── Source records ──

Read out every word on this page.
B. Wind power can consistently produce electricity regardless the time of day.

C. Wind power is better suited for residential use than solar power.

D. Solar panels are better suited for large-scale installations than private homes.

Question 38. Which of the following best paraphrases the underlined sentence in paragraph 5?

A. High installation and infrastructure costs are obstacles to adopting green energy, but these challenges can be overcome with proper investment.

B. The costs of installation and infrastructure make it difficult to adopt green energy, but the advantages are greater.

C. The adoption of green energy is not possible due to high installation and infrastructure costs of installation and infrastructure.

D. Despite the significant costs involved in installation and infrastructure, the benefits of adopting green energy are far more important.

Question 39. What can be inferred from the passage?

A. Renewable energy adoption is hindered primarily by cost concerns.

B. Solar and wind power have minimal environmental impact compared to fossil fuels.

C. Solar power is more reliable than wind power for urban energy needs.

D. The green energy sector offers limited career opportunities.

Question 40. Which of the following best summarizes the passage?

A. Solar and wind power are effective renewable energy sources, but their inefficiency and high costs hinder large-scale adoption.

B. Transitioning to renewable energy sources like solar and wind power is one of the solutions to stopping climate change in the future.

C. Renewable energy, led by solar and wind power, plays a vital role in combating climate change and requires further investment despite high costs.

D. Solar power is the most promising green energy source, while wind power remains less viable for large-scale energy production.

───

What you have to do:
All of the entries should be written out again exactly.

Result:
Read out every word on this page.
B. Wind power can consistently produce electricity regardless the time of day.

C. Wind power is better suited for residential use than solar power.

D. Solar panels are better suited for large-scale installations than private homes.

Question 38. Which of the following best paraphrases the underlined sentence in paragraph 5?

A. High installation and infrastructure costs are obstacles to adopting green energy, but these challenges can be overcome with proper investment.

B. The costs of installation and infrastructure make it difficult to adopt green energy, but the advantages are greater.

C. The adoption of green energy is not possible due to high installation and infrastructure costs of installation and infrastructure.

D. Despite the significant costs involved in installation and infrastructure, the benefits of adopting green energy are far more important.

Question 39. What can be inferred from the passage?

A. Renewable energy adoption is hindered primarily by cost concerns.

B. Solar and wind power have minimal environmental impact compared to fossil fuels.

C. Solar power is more reliable than wind power for urban energy needs.

D. The green energy sector offers limited career opportunities.

Question 40. Which of the following best summarizes the passage?

A. Solar and wind power are effective renewable energy sources, but their inefficiency and high costs hinder large-scale adoption.

B. Transitioning to renewable energy sources like solar and wind power is one of the solutions to stopping climate change in the future.

C. Renewable energy, led by solar and wind power, plays a vital role in combating climate change and requires further investment despite high costs.

D. Solar power is the most promising green energy source, while wind power remains less viable for large-scale energy production.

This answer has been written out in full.